#### Source records:
# # # # # # #

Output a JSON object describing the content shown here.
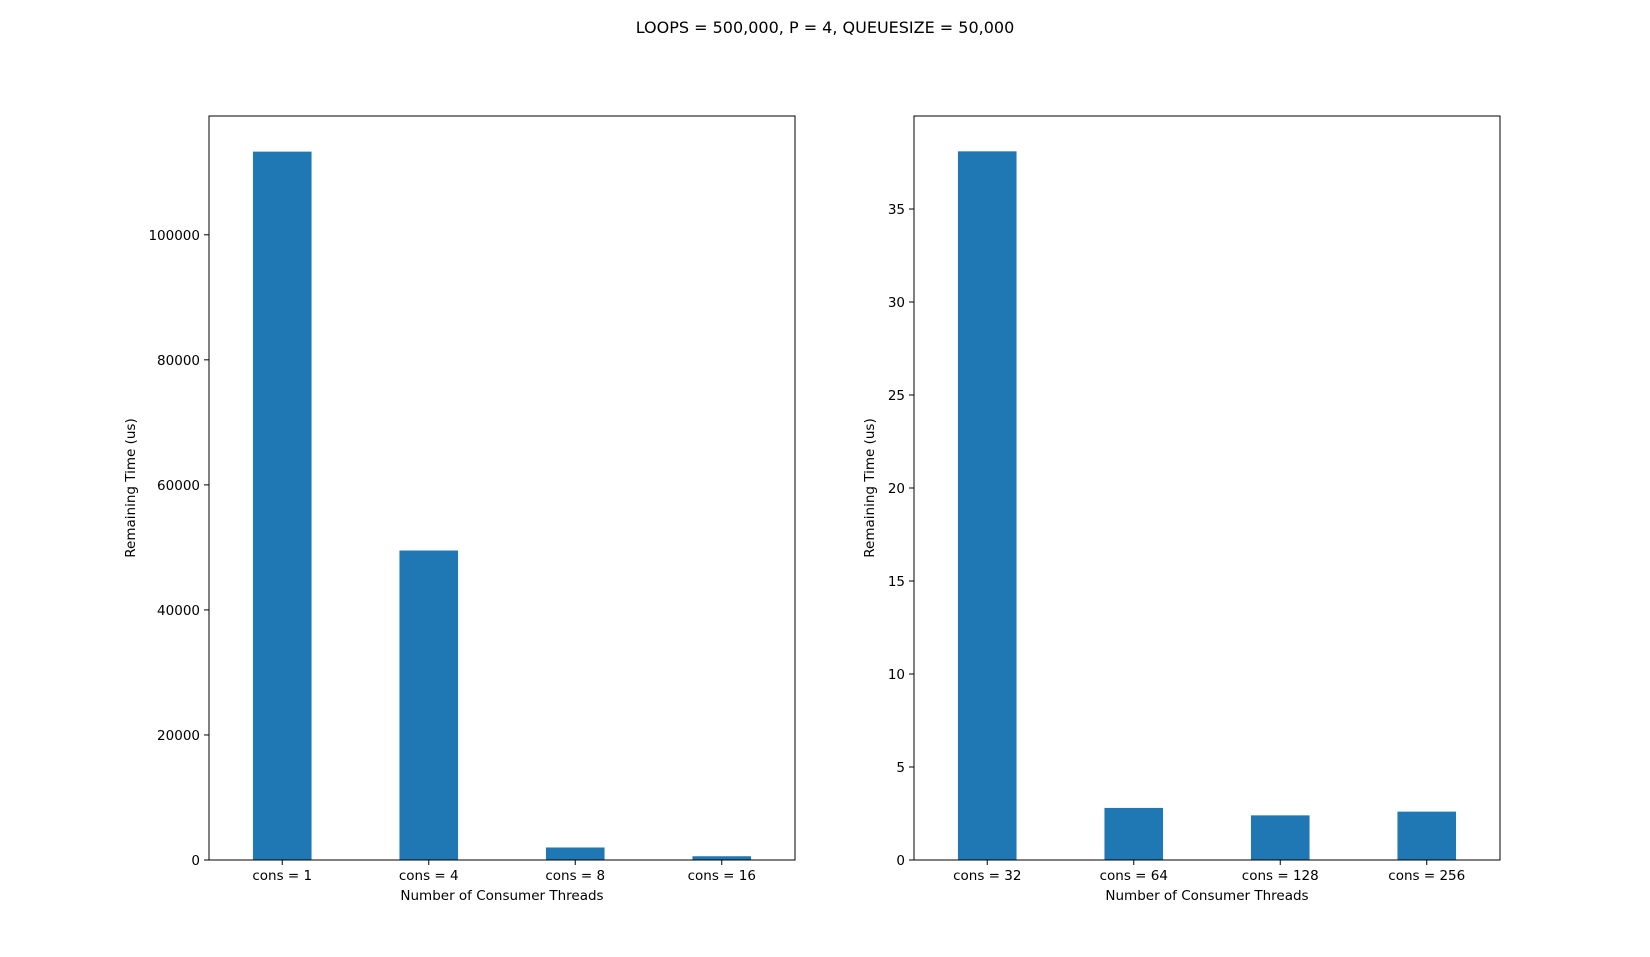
{
  "figure_title": "LOOPS = 500,000, P = 4, QUEUESIZE = 50,000",
  "chart_data": [
    {
      "type": "bar",
      "categories": [
        "cons = 1",
        "cons = 4",
        "cons = 8",
        "cons = 16"
      ],
      "values": [
        113300,
        49500,
        2000,
        600
      ],
      "xlabel": "Number of Consumer Threads",
      "ylabel": "Remaining Time (us)",
      "ylim": [
        0,
        119000
      ],
      "yticks": [
        0,
        20000,
        40000,
        60000,
        80000,
        100000
      ],
      "ytick_labels": [
        "0",
        "20000",
        "40000",
        "60000",
        "80000",
        "100000"
      ],
      "bar_color": "#1f77b4",
      "grid": false
    },
    {
      "type": "bar",
      "categories": [
        "cons = 32",
        "cons = 64",
        "cons = 128",
        "cons = 256"
      ],
      "values": [
        38.1,
        2.8,
        2.4,
        2.6
      ],
      "xlabel": "Number of Consumer Threads",
      "ylabel": "Remaining Time (us)",
      "ylim": [
        0,
        40
      ],
      "yticks": [
        0,
        5,
        10,
        15,
        20,
        25,
        30,
        35
      ],
      "ytick_labels": [
        "0",
        "5",
        "10",
        "15",
        "20",
        "25",
        "30",
        "35"
      ],
      "bar_color": "#1f77b4",
      "grid": false
    }
  ]
}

# # # # # # #

#### Description of the task:
Print the entries above exactly, taking out only the pictures.

#### Result:
Output a JSON object describing the content shown here.
{
  "figure_title": "LOOPS = 500,000, P = 4, QUEUESIZE = 50,000",
  "chart_data": [
    {
      "type": "bar",
      "categories": [
        "cons = 1",
        "cons = 4",
        "cons = 8",
        "cons = 16"
      ],
      "values": [
        113300,
        49500,
        2000,
        600
      ],
      "xlabel": "Number of Consumer Threads",
      "ylabel": "Remaining Time (us)",
      "ylim": [
        0,
        119000
      ],
      "yticks": [
        0,
        20000,
        40000,
        60000,
        80000,
        100000
      ],
      "ytick_labels": [
        "0",
        "20000",
        "40000",
        "60000",
        "80000",
        "100000"
      ],
      "bar_color": "#1f77b4",
      "grid": false
    },
    {
      "type": "bar",
      "categories": [
        "cons = 32",
        "cons = 64",
        "cons = 128",
        "cons = 256"
      ],
      "values": [
        38.1,
        2.8,
        2.4,
        2.6
      ],
      "xlabel": "Number of Consumer Threads",
      "ylabel": "Remaining Time (us)",
      "ylim": [
        0,
        40
      ],
      "yticks": [
        0,
        5,
        10,
        15,
        20,
        25,
        30,
        35
      ],
      "ytick_labels": [
        "0",
        "5",
        "10",
        "15",
        "20",
        "25",
        "30",
        "35"
      ],
      "bar_color": "#1f77b4",
      "grid": false
    }
  ]
}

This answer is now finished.